▶ **Page excerpt**:
____

Apparatus and Reagents

A F-2,500 spectrofluorophotometer (Hitachi Company, Japan) was used for recording the RRS, SOS, and FDS spectra and measuring the scattering intensities. The slits (EX/EM) were 5.0/5.0 nm for RRS and 10.0/10.0 nm for SOS and FDS. The PMT voltages of spectra were all 400 V. A UV-2,450 spectrophotometer (Shimadzu, Japan) was used to acquire absorption spectra. A Hitachi S-4,800 scanning electron microscope (SEM) (Tokyo, Japan) was used to observe the morphology. A pHS-3C meter (Shanghai Scientific Instruments Company, China) was used to measure the pH values of the solutions.

A stock solution of 2.0 × 10−3 mol L−1 BA ( Sanland Chem International Inc. China) was prepared by dissolving 0.0451 g BA with 10.0 mL 1.0 N HCl, and appropriate amounts of 1.0 mol L−1 NaOH was used to adjust the pH value to nearly neutral. The above solution was diluted in a 100-mL volumetric flask with water and stocked at 4 °C. The working solution was obtained by diluting the stock solution to 2.0 × 10−5 mol L−1. A stock solution of 1.0 × 10−2 mol L−1 PdCl2 (Shanghai Reagent Factory, China) was prepared by dissolving 0.1773 g PdCl2 in 0.5 mL concentrated hydrochloric acid and diluting to 100 mL in a volumetric flask with water. The working solution was prepared by diluting the stock solution of PdCl2 to 2.0 × 10−4 mol L−1 .HCl-NaAc buffer solution was prepared by mixing 1.0 mol L−1 NaAc and 1.0 mol L−1 HCl according to a suitable proportion and was adjusted with a pH meter. All reagents were analytical reagent grade (A.R), and doubly distilled water was used throughout.

____

▶ **What you are asked to do**: Return the full apparatus and reagents section word for word, with nothing changed. The listing is separate material, unrelated to the apparatus and reagents section.

____

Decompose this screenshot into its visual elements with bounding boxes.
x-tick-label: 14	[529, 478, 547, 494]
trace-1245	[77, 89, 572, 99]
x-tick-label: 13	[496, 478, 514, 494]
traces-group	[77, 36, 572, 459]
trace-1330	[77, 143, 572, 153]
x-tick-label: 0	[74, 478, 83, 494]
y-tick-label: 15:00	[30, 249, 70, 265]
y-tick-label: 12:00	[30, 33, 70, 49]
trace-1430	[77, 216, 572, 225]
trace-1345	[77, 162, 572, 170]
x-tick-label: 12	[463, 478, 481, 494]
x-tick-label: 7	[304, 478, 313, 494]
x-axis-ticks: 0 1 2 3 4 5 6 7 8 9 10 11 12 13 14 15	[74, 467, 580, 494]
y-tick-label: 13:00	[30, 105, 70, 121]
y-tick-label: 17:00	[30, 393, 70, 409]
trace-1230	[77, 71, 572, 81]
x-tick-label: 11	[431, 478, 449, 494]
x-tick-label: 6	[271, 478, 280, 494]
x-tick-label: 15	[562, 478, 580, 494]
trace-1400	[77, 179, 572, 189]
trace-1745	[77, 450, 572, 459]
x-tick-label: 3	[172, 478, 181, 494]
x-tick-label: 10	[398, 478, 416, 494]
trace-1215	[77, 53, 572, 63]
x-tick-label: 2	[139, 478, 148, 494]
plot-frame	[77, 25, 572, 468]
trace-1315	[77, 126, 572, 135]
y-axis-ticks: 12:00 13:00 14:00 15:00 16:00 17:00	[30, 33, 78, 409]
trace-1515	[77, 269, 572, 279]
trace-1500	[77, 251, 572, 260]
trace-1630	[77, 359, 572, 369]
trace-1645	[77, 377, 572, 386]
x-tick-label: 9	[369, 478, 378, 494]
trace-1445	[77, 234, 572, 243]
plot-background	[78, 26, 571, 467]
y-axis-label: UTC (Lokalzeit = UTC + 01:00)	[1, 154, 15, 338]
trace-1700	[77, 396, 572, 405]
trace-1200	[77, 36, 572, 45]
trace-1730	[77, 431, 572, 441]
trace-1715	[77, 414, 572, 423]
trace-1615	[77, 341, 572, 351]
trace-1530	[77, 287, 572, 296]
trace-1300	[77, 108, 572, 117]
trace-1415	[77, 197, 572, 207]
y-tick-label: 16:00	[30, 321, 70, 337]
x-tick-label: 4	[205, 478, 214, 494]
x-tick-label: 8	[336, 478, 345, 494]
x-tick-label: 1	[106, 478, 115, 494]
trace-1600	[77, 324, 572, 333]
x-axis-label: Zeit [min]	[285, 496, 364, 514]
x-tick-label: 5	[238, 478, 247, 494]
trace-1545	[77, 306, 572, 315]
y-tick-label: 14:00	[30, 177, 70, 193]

____

▶ **Solution below**:
Apparatus and Reagents

A F-2,500 spectrofluorophotometer (Hitachi Company, Japan) was used for recording the RRS, SOS, and FDS spectra and measuring the scattering intensities. The slits (EX/EM) were 5.0/5.0 nm for RRS and 10.0/10.0 nm for SOS and FDS. The PMT voltages of spectra were all 400 V. A UV-2,450 spectrophotometer (Shimadzu, Japan) was used to acquire absorption spectra. A Hitachi S-4,800 scanning electron microscope (SEM) (Tokyo, Japan) was used to observe the morphology. A pHS-3C meter (Shanghai Scientific Instruments Company, China) was used to measure the pH values of the solutions.

A stock solution of 2.0 × 10−3 mol L−1 BA ( Sanland Chem International Inc. China) was prepared by dissolving 0.0451 g BA with 10.0 mL 1.0 N HCl, and appropriate amounts of 1.0 mol L−1 NaOH was used to adjust the pH value to nearly neutral. The above solution was diluted in a 100-mL volumetric flask with water and stocked at 4 °C. The working solution was obtained by diluting the stock solution to 2.0 × 10−5 mol L−1. A stock solution of 1.0 × 10−2 mol L−1 PdCl2 (Shanghai Reagent Factory, China) was prepared by dissolving 0.1773 g PdCl2 in 0.5 mL concentrated hydrochloric acid and diluting to 100 mL in a volumetric flask with water. The working solution was prepared by diluting the stock solution of PdCl2 to 2.0 × 10−4 mol L−1 .HCl-NaAc buffer solution was prepared by mixing 1.0 mol L−1 NaAc and 1.0 mol L−1 HCl according to a suitable proportion and was adjusted with a pH meter. All reagents were analytical reagent grade (A.R), and doubly distilled water was used throughout.